Stored items
┌──

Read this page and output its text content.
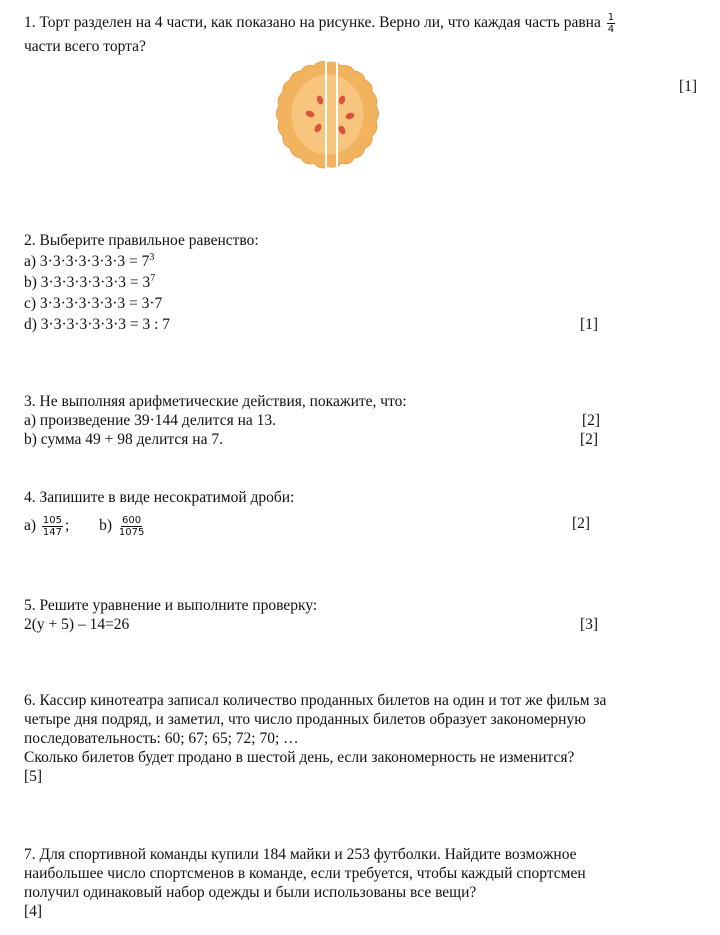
1. Торт разделен на 4 части, как показано на рисунке. Верно ли, что каждая часть равна $\frac{1}{4}$
части всего торта?
[1]
2. Выберите правильное равенство:
a) $3\cdot 3\cdot 3\cdot 3\cdot 3\cdot 3\cdot 3 = 7^3$
b) $3\cdot 3\cdot 3\cdot 3\cdot 3\cdot 3\cdot 3 = 3^7$
c) 3·3·3·3·3·3·3 = 3·7
d) 3·3·3·3·3·3·3 = 3 : 7	[1]
3. Не выполняя арифметические действия, покажите, что:
a) произведение 39·144 делится на 13.	[2]
b) сумма 49 + 98 делится на 7.	[2]
4. Запишите в виде несократимой дроби:
$a) \frac{105}{147}$ ; $b) \frac{600}{1075}$	[2]
5. Решите уравнение и выполните проверку:
2(y + 5) – 14=26	[3]
6. Кассир кинотеатра записал количество проданных билетов на один и тот же фильм за
четыре дня подряд, и заметил, что число проданных билетов образует закономерную
последовательность: 60; 67; 65; 72; 70; …
Сколько билетов будет продано в шестой день, если закономерность не изменится?
[5]
7. Для спортивной команды купили 184 майки и 253 футболки. Найдите возможное
наибольшее число спортсменов в команде, если требуется, чтобы каждый спортсмен
получил одинаковый набор одежды и были использованы все вещи?
[4]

└──

- Problem requirements
Copy every line of the listing where the word "проданных" appears.

- Reply to the exercise
6. Кассир кинотеатра записал количество проданных билетов на один и тот же фильм за
четыре дня подряд, и заметил, что число проданных билетов образует закономерную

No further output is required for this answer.